Gather each line of the records where "Jeonju" appears.

Record list
= = = = =
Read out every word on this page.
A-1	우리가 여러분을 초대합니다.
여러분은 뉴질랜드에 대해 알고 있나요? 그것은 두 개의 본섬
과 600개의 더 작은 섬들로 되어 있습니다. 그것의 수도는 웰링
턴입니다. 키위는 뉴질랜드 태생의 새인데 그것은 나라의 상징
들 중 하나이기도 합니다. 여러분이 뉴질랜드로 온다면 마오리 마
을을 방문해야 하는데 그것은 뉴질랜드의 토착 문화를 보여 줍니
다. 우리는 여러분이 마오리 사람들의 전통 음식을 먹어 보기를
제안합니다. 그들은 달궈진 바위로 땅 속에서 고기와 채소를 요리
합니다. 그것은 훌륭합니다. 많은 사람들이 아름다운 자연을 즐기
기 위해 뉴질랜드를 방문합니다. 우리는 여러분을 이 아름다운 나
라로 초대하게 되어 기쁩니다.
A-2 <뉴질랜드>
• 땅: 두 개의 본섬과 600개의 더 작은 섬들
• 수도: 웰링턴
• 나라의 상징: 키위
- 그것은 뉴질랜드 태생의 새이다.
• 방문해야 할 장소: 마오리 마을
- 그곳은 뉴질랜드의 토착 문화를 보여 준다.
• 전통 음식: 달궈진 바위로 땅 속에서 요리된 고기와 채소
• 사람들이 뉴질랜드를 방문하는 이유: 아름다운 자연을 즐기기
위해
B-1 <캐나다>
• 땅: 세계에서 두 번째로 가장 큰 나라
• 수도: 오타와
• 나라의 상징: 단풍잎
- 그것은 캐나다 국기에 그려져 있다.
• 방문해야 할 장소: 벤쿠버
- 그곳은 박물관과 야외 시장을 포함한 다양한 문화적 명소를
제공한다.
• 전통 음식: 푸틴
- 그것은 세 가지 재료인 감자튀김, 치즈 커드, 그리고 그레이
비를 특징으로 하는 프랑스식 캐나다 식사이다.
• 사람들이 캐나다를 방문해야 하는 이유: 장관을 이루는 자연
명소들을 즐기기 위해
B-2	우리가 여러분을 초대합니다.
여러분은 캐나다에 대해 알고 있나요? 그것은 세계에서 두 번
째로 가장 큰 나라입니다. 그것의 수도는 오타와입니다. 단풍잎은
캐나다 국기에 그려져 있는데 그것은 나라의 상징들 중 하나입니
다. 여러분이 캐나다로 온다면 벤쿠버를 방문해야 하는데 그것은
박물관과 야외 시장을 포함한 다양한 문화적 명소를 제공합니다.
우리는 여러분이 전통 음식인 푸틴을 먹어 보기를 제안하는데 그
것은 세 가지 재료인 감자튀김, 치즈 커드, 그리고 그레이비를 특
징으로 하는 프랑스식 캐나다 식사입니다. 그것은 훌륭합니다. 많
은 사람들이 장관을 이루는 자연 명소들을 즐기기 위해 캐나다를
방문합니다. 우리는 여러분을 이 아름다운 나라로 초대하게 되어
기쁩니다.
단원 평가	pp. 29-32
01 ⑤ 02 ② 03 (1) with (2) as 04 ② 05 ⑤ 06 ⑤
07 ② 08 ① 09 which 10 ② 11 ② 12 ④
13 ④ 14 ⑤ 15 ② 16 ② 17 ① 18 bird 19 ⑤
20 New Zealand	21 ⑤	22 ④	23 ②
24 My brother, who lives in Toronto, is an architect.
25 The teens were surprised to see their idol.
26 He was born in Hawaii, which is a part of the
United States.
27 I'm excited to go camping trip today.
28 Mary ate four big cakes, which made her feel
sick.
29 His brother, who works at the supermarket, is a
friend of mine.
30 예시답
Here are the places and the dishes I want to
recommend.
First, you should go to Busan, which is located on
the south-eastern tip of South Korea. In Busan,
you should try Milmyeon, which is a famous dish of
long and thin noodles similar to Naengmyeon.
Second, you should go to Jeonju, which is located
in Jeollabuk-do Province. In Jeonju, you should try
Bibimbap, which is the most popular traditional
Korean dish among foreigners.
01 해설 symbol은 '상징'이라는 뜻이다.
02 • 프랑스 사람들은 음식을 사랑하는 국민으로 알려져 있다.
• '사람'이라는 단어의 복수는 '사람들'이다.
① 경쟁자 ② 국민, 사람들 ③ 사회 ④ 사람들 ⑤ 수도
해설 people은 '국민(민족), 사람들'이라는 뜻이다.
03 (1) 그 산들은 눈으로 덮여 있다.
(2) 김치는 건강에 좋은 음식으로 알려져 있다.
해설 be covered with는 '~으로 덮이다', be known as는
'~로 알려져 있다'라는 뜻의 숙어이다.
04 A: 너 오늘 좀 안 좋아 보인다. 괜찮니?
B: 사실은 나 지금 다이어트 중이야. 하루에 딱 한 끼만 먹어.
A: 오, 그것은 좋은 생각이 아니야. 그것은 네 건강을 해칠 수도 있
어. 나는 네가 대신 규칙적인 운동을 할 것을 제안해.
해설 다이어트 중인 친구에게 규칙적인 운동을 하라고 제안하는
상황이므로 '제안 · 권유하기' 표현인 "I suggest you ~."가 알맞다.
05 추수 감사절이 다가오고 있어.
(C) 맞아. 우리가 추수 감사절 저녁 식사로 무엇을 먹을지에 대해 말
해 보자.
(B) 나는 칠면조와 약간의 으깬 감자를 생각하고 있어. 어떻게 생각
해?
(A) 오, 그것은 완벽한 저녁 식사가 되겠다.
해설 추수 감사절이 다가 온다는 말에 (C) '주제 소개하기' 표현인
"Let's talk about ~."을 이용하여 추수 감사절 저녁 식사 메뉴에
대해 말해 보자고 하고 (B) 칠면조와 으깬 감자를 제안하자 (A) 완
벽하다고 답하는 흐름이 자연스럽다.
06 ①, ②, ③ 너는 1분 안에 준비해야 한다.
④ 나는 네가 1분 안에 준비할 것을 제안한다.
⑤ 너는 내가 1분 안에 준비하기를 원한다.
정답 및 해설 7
= = = = =
Correct response
Second, you should go to Jeonju, which is located
in Jeollabuk-do Province. In Jeonju, you should try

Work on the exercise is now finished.